Extend the article on instant messaging in the financial industry, picking up right after its final sentence.

=== PASSAGE TO READ ===

== Segment start ==

Instant messaging: Always online

When instant messaging began to explode in popularity a few years ago, brokers, portfolio managers and other financial professionals couldn’t use the technology at their workplaces.

Their firms blocked access to America Online’s AOL Instant Messenger and competing services. They were worried about viruses and other security threats, and that the content couldn’t be monitored and archived for compliance purposes.

But the demand for IM couldn’t be ignored, and there was no holding back the tide once Wall Street’s systems administrators got their hands on new security and database tools that assuaged their concerns. Those advances have turned many financial companies into outright promoters of IM as a way to keep their employees in efficient and often constant contact with each other and with clients.

It’s a common sight on many trading floors: multiple discussion threads flickering on computer screens as traders track the news, participate in chat forums, seek out products and negotiate prices. “If you don’t have instant messaging, you’re out of the market,” says Graham Lawlor of Deutsche Bank.

Lawlor, in fact, personifies how pervasive IM has become: He is his bank’s New Yorkbased IM program manager and is chairman of the Financial Services Instant Messaging Association, which Deutsche, Merrill Lynch & Co., UBS and several other institutions formed three years ago. FIMA’s purpose: to adopt common technical standards to smooth IM system implementations while ensuring that they are compatible with ever-more-stringent rules governing communications within firms and the retention of client-contact records.

The bottom line for IM? Boston-based research firm Celent Communications estimates that 2.7 million people in the financial services industry use it at work, up from less than 2 million in 2003. Celent projects that the number will reach 3.8 million next year.

== Segment end ==

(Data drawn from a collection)

== Segment start ==

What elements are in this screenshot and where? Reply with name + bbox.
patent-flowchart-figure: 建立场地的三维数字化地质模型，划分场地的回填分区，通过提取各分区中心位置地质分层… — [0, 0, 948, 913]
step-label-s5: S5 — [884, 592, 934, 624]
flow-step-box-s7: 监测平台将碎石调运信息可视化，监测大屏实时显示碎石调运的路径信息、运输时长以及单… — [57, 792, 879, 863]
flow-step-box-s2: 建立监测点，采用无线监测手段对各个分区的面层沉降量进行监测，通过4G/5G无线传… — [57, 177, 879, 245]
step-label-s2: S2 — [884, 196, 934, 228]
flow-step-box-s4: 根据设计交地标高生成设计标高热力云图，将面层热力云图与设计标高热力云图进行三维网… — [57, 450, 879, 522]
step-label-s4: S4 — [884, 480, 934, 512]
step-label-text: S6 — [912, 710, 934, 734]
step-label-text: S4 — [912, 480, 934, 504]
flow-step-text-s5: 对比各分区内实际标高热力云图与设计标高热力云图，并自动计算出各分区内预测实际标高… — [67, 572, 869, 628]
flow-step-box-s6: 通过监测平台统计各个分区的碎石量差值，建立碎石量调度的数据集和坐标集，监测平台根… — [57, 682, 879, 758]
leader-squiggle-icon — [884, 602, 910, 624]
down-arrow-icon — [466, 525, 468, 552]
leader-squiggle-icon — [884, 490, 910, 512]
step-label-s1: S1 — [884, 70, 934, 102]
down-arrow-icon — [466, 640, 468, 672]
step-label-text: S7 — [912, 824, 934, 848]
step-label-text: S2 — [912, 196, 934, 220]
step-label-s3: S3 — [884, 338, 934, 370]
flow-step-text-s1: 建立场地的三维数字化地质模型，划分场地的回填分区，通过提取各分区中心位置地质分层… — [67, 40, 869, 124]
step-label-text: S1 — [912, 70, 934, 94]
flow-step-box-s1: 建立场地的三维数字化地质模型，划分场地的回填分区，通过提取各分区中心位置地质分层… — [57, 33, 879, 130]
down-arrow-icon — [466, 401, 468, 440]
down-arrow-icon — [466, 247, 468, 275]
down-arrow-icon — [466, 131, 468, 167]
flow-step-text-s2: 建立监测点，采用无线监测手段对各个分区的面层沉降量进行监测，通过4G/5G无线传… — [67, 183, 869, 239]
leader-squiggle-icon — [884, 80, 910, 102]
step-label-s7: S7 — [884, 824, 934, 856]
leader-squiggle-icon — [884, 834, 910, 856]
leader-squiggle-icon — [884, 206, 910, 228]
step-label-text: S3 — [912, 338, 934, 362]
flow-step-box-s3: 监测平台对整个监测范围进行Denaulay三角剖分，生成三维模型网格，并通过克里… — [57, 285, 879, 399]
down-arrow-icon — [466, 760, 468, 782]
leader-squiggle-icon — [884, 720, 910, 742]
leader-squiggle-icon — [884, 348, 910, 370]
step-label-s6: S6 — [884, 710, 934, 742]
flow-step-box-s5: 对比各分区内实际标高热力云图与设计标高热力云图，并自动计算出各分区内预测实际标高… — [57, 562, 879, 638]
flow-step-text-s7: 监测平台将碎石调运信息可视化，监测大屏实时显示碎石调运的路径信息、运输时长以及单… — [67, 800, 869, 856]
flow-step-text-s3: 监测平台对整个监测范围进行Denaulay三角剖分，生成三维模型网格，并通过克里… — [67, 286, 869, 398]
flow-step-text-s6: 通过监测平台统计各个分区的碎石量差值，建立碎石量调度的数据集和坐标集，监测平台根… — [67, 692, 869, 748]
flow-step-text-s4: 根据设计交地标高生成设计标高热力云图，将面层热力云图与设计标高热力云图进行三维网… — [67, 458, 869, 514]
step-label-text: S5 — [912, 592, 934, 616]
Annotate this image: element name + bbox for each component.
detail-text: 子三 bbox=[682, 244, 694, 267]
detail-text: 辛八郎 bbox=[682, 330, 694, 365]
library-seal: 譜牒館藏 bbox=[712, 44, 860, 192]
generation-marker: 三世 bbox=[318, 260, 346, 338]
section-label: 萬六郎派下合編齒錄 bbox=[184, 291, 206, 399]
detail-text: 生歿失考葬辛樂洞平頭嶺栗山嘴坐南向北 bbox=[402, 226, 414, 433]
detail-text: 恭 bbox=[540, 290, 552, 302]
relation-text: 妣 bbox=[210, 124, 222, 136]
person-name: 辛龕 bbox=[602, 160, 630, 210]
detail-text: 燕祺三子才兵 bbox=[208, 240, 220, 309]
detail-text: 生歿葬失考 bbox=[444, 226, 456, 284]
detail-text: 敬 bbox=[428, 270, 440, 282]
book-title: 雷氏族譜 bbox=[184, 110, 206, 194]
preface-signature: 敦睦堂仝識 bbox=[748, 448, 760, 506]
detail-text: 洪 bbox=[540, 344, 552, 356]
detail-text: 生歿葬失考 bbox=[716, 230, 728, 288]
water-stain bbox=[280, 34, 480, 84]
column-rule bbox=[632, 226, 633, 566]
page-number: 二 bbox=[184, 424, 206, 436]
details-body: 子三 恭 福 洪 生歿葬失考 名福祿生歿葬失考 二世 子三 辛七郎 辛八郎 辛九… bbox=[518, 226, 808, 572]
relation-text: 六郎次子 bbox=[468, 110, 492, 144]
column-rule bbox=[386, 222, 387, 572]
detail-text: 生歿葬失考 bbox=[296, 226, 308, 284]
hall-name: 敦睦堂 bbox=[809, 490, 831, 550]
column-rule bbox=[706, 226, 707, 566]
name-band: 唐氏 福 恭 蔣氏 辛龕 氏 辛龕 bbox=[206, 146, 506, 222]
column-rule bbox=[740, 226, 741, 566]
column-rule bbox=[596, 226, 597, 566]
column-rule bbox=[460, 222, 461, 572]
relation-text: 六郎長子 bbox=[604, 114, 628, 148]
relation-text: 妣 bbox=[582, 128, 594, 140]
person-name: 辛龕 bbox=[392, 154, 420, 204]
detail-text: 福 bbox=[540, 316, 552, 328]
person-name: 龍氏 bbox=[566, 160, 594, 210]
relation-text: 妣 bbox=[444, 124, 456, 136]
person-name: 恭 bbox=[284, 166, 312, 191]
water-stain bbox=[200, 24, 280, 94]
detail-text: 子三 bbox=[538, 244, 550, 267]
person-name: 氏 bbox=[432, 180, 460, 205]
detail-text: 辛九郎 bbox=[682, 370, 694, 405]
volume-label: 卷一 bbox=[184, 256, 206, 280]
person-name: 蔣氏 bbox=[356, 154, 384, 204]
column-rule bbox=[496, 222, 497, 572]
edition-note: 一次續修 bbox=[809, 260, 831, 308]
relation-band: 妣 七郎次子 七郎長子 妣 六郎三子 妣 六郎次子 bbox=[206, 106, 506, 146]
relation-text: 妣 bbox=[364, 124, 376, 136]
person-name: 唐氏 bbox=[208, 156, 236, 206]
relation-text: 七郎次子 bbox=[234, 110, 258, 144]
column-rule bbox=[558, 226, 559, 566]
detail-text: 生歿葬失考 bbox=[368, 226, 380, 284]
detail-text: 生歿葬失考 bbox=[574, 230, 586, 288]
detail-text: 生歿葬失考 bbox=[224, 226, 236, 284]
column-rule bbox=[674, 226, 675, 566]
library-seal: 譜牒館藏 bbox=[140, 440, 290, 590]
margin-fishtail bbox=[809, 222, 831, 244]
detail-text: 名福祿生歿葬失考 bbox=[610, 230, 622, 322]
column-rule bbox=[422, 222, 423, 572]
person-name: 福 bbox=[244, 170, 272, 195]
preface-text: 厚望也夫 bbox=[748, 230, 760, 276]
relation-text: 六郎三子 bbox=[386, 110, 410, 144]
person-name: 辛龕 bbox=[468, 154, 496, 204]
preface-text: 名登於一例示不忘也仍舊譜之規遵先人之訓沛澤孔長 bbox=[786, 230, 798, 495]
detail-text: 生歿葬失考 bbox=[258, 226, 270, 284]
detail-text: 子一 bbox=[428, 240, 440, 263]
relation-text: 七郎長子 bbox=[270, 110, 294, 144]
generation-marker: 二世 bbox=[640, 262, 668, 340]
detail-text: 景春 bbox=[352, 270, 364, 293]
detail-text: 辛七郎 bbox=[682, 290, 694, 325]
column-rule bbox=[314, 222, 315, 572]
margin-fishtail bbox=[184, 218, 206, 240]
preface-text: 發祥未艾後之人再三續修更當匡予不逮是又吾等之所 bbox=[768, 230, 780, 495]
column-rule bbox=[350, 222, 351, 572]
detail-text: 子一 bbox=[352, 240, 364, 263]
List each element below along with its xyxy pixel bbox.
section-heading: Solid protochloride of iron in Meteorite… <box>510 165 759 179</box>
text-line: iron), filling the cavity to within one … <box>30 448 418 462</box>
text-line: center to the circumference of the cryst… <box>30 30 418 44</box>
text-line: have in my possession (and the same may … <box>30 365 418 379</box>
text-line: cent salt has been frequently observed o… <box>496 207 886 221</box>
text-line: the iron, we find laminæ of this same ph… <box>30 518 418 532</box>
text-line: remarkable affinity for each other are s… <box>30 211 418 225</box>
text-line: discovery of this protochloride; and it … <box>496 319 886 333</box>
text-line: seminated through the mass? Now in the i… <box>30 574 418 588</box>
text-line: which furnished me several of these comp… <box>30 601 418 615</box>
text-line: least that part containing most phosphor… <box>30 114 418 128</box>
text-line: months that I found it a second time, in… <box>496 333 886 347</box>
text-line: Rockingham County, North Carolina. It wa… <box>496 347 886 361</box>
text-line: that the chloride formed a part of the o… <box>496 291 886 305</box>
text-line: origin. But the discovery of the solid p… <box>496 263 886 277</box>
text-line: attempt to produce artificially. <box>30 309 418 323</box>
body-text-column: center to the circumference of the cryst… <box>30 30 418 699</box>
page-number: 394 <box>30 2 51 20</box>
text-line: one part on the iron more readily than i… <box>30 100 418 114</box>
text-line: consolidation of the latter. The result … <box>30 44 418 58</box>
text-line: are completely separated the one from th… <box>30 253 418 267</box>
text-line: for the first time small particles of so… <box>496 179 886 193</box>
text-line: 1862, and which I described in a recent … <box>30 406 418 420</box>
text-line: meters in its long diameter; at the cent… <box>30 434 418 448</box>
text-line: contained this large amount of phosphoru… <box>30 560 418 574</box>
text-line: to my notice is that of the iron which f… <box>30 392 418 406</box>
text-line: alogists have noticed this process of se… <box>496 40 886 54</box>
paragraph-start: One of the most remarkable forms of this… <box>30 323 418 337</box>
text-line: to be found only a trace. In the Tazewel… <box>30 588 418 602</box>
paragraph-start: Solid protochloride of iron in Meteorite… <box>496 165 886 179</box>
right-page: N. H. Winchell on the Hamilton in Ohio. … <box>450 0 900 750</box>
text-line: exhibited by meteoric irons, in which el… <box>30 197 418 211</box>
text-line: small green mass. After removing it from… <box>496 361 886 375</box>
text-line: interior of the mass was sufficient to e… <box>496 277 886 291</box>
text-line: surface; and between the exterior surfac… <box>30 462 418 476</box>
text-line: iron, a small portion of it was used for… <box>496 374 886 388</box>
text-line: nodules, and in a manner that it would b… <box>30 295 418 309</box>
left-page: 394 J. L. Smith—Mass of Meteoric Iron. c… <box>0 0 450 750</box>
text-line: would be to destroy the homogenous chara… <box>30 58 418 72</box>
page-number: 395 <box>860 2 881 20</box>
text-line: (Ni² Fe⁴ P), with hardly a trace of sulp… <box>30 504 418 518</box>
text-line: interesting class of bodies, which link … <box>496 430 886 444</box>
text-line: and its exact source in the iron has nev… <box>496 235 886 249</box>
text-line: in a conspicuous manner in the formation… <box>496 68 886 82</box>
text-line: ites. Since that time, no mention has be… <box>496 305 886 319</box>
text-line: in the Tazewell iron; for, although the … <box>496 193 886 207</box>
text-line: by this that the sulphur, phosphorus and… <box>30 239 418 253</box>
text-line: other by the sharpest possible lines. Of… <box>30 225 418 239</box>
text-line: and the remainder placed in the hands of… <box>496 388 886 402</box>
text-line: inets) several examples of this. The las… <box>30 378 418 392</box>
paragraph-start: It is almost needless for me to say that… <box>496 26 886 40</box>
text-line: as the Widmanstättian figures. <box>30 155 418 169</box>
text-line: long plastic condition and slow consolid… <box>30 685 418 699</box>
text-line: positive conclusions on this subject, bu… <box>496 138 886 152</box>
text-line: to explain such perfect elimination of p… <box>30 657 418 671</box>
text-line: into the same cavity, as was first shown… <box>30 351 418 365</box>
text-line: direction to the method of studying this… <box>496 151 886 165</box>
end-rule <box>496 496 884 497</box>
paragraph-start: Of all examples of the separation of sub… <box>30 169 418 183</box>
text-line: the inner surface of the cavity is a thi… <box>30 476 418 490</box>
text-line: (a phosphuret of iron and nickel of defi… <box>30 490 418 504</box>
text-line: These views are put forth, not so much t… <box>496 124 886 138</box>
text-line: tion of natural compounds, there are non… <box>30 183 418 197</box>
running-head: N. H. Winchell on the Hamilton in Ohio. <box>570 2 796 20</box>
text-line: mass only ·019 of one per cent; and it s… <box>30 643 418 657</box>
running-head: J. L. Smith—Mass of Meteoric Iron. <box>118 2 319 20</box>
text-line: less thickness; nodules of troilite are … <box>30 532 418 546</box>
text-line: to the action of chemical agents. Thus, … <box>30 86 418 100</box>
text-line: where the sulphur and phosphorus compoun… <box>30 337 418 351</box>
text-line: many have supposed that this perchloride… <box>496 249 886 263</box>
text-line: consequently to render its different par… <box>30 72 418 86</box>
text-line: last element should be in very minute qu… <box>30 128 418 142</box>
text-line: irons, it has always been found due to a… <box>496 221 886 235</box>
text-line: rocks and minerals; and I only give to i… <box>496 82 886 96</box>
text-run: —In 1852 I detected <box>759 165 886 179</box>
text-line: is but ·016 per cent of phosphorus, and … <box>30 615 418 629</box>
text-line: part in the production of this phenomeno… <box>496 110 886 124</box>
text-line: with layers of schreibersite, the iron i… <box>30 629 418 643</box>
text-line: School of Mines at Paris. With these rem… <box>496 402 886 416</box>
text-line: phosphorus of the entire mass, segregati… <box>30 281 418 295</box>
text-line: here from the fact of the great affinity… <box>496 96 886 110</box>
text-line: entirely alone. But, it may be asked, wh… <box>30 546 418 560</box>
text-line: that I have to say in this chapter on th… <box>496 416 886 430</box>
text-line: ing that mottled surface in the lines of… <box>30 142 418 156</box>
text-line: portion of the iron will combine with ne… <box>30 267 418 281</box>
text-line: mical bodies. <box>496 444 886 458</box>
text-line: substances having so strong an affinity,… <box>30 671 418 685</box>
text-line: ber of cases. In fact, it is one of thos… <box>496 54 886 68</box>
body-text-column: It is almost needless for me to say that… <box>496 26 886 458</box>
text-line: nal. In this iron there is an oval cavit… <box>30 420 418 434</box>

== Segment end ==

=== TASK RESULT ===
The technology is evolving, and executives like Deutsche’s Lawlor are working constantly to keep it under rein. FIMA’s “single biggest priority,” he notes, is to encourage standard practices and interoperability among such providers of IM compliance and security systems as San Diegobased Akonix; FaceTime Communications in Foster City, California; and Waltham, Massachusetts’ IMlogic. These and other IM technology suppliers are continually enhancing and expanding their products and functionality. “As these applications are developed and proliferate,” says Lawlor, “we need to understand their features, what they’re compatible with, their APIs [application programming interfaces] and scalability and what they’re licensed to do.”

The good news is that the financial industry is big enough to make vendors cater to its demands. White Plains, New Yorkbased Communicator, founded in 1999 by former Salomon Smith Barney bond department chief Leo Schlinkert, created an IM system with security built for Wall Street’s needs. Schlinkert calls it a “gated community” that smooths collaboration and document sharing among some 100,000 buy- and sell-side users.

Financial firms are intent on making more-open IM utilities fully secure and compliant with regulations. Reuters Group was able to build in security from scratch when it introduced its instant messaging service in 2002. The older, heavily trafficked Bloomberg Messenger system needed some retrofitting. Indeed, Citigroup recently reiterated its ban on the use of Bloomberg’s IM service. New Yorkbased Orchestria, which developed a compliance tool called active policy management for all forms of messaging, including IM, began to integrate its technology with Bloomberg’s last year.

In March, Pivot Solutions, a spin-off of Boston-based trade-order management systems vendor Eze Castle Software, said it was the first vendor to fully integrate the AOL service with a FIX (financial information exchange) trading desk application.

Thomson Financial announced in February that, in alliance with IMlogic, it had added AOL Instant Messenger to the Thomson One desktop system -- the Thomson Corp. unit’s answer to the Bloomberg and Reuters trading services. Research in Motion of Waterloo, Ontario, said recently that it will offer IM from AOL and Yahoo! on its popular Blackberry wireless messaging devices.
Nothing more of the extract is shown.